- _TASK DESCRIPTION_
Pick out each line containing the string "labels".

- _ITEMS_
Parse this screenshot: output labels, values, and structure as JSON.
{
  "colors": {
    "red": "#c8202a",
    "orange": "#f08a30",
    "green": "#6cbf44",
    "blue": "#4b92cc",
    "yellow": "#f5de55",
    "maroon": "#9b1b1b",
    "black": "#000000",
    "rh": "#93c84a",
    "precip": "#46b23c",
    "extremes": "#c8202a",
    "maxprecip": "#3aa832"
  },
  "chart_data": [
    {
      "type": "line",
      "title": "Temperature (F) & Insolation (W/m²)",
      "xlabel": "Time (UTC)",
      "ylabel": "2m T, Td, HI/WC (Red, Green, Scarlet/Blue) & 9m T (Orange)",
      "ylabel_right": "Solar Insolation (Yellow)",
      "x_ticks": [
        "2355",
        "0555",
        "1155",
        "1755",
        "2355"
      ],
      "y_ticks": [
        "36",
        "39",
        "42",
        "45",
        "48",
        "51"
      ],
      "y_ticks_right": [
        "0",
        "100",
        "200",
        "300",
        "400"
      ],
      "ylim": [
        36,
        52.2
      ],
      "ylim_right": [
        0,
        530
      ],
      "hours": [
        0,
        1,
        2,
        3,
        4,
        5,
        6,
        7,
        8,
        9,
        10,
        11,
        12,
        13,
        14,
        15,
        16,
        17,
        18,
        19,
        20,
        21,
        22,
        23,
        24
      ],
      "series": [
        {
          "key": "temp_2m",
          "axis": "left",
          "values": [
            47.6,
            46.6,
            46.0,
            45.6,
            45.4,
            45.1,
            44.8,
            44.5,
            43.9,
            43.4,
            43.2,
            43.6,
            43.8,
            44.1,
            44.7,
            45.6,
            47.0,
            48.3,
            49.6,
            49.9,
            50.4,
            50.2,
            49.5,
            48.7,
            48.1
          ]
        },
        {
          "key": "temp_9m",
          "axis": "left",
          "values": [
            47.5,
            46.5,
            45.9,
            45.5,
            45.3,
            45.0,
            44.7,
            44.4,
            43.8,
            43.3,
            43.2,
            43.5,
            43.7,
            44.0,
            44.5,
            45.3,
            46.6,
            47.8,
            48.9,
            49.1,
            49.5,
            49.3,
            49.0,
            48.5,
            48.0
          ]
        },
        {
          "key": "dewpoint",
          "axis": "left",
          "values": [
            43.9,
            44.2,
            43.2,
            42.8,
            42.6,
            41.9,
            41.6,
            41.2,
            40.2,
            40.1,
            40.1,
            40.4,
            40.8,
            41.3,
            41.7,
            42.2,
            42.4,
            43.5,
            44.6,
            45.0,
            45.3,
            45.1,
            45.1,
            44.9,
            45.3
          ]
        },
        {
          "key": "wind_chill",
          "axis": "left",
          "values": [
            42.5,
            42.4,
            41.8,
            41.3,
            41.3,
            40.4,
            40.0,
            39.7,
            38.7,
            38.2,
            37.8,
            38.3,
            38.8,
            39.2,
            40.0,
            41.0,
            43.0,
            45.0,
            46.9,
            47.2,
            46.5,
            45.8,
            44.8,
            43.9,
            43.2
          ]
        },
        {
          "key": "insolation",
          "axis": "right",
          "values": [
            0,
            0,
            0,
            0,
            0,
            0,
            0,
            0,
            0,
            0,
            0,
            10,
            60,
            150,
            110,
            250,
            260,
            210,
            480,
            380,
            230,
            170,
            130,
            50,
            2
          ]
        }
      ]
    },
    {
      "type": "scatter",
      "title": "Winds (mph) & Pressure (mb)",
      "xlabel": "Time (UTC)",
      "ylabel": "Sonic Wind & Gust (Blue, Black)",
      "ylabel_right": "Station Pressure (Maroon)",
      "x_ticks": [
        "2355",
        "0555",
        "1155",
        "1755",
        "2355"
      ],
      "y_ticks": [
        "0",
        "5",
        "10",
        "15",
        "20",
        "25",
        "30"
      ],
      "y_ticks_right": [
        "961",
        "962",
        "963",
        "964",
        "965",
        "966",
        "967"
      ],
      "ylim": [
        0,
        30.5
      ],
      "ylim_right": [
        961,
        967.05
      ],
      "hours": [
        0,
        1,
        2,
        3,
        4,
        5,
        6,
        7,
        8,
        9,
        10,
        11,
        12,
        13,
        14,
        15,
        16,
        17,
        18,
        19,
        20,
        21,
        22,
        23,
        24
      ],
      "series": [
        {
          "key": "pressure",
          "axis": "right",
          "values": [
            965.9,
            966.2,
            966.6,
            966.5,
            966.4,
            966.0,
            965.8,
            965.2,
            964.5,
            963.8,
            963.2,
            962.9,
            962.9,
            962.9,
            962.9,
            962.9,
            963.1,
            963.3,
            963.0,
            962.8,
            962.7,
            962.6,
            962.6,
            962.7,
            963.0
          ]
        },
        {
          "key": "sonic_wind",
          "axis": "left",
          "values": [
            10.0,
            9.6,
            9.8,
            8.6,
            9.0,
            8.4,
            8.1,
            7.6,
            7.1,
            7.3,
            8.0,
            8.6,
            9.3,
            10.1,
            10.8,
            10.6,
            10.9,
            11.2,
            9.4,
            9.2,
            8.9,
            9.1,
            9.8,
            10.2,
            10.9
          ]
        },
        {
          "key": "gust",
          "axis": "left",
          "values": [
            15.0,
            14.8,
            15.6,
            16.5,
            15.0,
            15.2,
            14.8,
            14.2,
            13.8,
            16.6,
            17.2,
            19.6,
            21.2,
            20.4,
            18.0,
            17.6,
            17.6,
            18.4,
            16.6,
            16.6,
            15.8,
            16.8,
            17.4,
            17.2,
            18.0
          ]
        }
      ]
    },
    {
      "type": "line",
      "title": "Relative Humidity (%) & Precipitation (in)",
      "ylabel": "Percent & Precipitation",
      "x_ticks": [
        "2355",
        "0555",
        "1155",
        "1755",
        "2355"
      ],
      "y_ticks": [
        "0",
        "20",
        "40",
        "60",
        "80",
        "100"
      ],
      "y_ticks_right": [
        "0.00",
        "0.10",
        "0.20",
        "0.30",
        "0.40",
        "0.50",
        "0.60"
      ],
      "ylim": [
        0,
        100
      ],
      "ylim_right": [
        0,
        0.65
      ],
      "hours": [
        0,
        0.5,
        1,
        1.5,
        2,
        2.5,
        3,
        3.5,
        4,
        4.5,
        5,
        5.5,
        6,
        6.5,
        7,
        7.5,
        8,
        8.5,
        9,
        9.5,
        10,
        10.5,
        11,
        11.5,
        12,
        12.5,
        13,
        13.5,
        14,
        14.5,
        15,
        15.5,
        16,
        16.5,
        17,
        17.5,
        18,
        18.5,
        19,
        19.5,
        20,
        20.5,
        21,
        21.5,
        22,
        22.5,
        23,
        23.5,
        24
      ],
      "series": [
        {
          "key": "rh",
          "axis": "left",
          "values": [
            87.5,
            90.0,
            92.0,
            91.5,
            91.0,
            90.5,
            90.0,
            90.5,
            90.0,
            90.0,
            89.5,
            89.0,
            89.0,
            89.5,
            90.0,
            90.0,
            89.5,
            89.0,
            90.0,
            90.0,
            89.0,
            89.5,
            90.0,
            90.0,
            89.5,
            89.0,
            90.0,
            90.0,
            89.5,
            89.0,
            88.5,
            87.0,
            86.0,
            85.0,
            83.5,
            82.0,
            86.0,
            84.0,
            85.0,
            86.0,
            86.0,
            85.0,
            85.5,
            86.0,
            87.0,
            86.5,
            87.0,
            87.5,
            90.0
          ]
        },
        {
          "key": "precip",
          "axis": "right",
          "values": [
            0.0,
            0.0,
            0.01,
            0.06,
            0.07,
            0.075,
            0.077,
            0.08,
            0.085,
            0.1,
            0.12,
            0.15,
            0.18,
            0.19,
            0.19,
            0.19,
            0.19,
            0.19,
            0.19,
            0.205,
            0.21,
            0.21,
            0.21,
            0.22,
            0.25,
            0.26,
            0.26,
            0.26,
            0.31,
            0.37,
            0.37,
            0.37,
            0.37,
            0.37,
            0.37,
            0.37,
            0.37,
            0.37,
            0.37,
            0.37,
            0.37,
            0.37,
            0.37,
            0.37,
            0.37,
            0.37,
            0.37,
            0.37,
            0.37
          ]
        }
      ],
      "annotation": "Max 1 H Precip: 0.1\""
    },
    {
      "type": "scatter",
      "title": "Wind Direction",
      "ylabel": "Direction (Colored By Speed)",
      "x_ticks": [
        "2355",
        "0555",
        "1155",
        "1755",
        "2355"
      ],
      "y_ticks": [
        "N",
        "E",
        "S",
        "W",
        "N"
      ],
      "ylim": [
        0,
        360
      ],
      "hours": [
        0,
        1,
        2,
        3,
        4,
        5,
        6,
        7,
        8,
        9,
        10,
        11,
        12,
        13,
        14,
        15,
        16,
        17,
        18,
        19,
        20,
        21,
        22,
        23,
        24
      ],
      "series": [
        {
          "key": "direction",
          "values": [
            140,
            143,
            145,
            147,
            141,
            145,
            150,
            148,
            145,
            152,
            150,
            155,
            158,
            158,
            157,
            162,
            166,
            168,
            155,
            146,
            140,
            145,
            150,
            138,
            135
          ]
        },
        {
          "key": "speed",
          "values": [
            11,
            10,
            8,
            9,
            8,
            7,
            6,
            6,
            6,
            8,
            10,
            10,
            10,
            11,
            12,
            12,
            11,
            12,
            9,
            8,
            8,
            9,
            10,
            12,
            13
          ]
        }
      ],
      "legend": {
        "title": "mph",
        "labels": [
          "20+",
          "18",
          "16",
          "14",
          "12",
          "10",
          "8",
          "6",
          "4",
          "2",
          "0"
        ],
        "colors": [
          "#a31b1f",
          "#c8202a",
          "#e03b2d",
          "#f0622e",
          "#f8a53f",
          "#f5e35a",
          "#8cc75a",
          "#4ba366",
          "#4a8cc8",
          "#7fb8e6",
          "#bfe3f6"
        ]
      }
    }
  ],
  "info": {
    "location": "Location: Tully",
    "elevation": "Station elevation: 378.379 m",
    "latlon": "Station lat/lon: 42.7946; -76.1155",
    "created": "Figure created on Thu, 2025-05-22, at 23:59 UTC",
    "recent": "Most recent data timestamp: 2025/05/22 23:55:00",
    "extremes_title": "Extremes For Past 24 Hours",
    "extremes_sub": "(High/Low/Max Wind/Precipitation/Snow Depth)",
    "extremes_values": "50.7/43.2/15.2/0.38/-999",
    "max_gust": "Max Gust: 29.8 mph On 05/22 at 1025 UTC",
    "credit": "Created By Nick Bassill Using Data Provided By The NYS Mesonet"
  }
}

- _ANSWER FOR THIS EXERCISE_
Parse this screenshot: output labels, values, and structure as JSON.
        "labels": [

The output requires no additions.